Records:

++++

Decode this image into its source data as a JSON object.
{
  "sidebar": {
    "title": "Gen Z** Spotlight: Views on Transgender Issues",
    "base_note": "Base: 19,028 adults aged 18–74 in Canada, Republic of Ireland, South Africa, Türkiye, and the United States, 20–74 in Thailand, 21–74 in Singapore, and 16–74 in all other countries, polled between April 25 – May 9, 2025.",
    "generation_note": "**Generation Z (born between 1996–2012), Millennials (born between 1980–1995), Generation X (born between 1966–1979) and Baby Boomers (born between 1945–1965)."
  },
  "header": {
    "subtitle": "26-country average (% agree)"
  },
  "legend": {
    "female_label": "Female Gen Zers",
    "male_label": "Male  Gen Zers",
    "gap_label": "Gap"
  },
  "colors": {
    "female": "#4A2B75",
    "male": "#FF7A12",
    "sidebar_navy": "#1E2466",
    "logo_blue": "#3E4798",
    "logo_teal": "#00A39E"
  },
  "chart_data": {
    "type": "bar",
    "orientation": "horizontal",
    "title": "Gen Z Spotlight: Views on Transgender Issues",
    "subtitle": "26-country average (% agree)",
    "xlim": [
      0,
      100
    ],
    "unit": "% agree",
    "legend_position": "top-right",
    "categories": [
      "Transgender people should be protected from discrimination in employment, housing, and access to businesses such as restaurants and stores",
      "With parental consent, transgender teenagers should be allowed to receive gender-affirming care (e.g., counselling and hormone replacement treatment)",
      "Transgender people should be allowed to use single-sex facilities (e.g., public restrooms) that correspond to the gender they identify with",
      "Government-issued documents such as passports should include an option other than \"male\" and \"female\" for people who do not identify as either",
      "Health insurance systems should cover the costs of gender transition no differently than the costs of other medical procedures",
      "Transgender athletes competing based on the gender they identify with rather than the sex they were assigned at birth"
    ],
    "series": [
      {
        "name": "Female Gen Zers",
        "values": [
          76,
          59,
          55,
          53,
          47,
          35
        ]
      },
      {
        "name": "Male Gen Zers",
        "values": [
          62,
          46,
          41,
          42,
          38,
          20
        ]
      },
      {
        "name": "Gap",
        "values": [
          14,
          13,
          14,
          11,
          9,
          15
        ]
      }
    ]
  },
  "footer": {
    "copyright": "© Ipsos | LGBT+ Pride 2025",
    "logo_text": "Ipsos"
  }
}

++++

Write out every entry again, keeping each line exactly the same.

Reply:
Decode this image into its source data as a JSON object.
{
  "sidebar": {
    "title": "Gen Z** Spotlight: Views on Transgender Issues",
    "base_note": "Base: 19,028 adults aged 18–74 in Canada, Republic of Ireland, South Africa, Türkiye, and the United States, 20–74 in Thailand, 21–74 in Singapore, and 16–74 in all other countries, polled between April 25 – May 9, 2025.",
    "generation_note": "**Generation Z (born between 1996–2012), Millennials (born between 1980–1995), Generation X (born between 1966–1979) and Baby Boomers (born between 1945–1965)."
  },
  "header": {
    "subtitle": "26-country average (% agree)"
  },
  "legend": {
    "female_label": "Female Gen Zers",
    "male_label": "Male  Gen Zers",
    "gap_label": "Gap"
  },
  "colors": {
    "female": "#4A2B75",
    "male": "#FF7A12",
    "sidebar_navy": "#1E2466",
    "logo_blue": "#3E4798",
    "logo_teal": "#00A39E"
  },
  "chart_data": {
    "type": "bar",
    "orientation": "horizontal",
    "title": "Gen Z Spotlight: Views on Transgender Issues",
    "subtitle": "26-country average (% agree)",
    "xlim": [
      0,
      100
    ],
    "unit": "% agree",
    "legend_position": "top-right",
    "categories": [
      "Transgender people should be protected from discrimination in employment, housing, and access to businesses such as restaurants and stores",
      "With parental consent, transgender teenagers should be allowed to receive gender-affirming care (e.g., counselling and hormone replacement treatment)",
      "Transgender people should be allowed to use single-sex facilities (e.g., public restrooms) that correspond to the gender they identify with",
      "Government-issued documents such as passports should include an option other than \"male\" and \"female\" for people who do not identify as either",
      "Health insurance systems should cover the costs of gender transition no differently than the costs of other medical procedures",
      "Transgender athletes competing based on the gender they identify with rather than the sex they were assigned at birth"
    ],
    "series": [
      {
        "name": "Female Gen Zers",
        "values": [
          76,
          59,
          55,
          53,
          47,
          35
        ]
      },
      {
        "name": "Male Gen Zers",
        "values": [
          62,
          46,
          41,
          42,
          38,
          20
        ]
      },
      {
        "name": "Gap",
        "values": [
          14,
          13,
          14,
          11,
          9,
          15
        ]
      }
    ]
  },
  "footer": {
    "copyright": "© Ipsos | LGBT+ Pride 2025",
    "logo_text": "Ipsos"
  }
}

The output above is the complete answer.